[Start of LISTED ENTRIES]

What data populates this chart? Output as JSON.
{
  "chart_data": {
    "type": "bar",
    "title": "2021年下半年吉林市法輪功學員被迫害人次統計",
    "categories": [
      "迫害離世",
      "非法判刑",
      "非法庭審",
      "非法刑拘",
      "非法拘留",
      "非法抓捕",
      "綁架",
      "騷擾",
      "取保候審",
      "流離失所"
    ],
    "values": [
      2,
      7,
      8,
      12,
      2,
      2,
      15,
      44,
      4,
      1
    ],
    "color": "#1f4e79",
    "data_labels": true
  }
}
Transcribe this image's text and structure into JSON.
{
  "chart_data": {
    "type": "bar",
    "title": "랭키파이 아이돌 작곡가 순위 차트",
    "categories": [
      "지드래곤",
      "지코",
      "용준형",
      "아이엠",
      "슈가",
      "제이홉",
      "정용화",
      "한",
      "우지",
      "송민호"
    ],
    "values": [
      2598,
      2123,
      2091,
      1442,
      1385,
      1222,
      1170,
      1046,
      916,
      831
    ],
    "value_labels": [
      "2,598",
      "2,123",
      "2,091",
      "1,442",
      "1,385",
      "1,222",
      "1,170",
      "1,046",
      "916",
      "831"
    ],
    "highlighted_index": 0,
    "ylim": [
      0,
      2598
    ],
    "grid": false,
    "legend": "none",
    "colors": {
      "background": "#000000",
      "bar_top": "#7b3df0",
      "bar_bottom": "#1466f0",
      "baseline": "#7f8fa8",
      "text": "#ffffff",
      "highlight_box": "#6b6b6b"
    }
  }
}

[End of LISTED ENTRIES]

> [EXERCISE DETAILS]: Quote each line above in full, word for word.

> [SOLVED EXERCISE]:
What data populates this chart? Output as JSON.
{
  "chart_data": {
    "type": "bar",
    "title": "2021年下半年吉林市法輪功學員被迫害人次統計",
    "categories": [
      "迫害離世",
      "非法判刑",
      "非法庭審",
      "非法刑拘",
      "非法拘留",
      "非法抓捕",
      "綁架",
      "騷擾",
      "取保候審",
      "流離失所"
    ],
    "values": [
      2,
      7,
      8,
      12,
      2,
      2,
      15,
      44,
      4,
      1
    ],
    "color": "#1f4e79",
    "data_labels": true
  }
}
Transcribe this image's text and structure into JSON.
{
  "chart_data": {
    "type": "bar",
    "title": "랭키파이 아이돌 작곡가 순위 차트",
    "categories": [
      "지드래곤",
      "지코",
      "용준형",
      "아이엠",
      "슈가",
      "제이홉",
      "정용화",
      "한",
      "우지",
      "송민호"
    ],
    "values": [
      2598,
      2123,
      2091,
      1442,
      1385,
      1222,
      1170,
      1046,
      916,
      831
    ],
    "value_labels": [
      "2,598",
      "2,123",
      "2,091",
      "1,442",
      "1,385",
      "1,222",
      "1,170",
      "1,046",
      "916",
      "831"
    ],
    "highlighted_index": 0,
    "ylim": [
      0,
      2598
    ],
    "grid": false,
    "legend": "none",
    "colors": {
      "background": "#000000",
      "bar_top": "#7b3df0",
      "bar_bottom": "#1466f0",
      "baseline": "#7f8fa8",
      "text": "#ffffff",
      "highlight_box": "#6b6b6b"
    }
  }
}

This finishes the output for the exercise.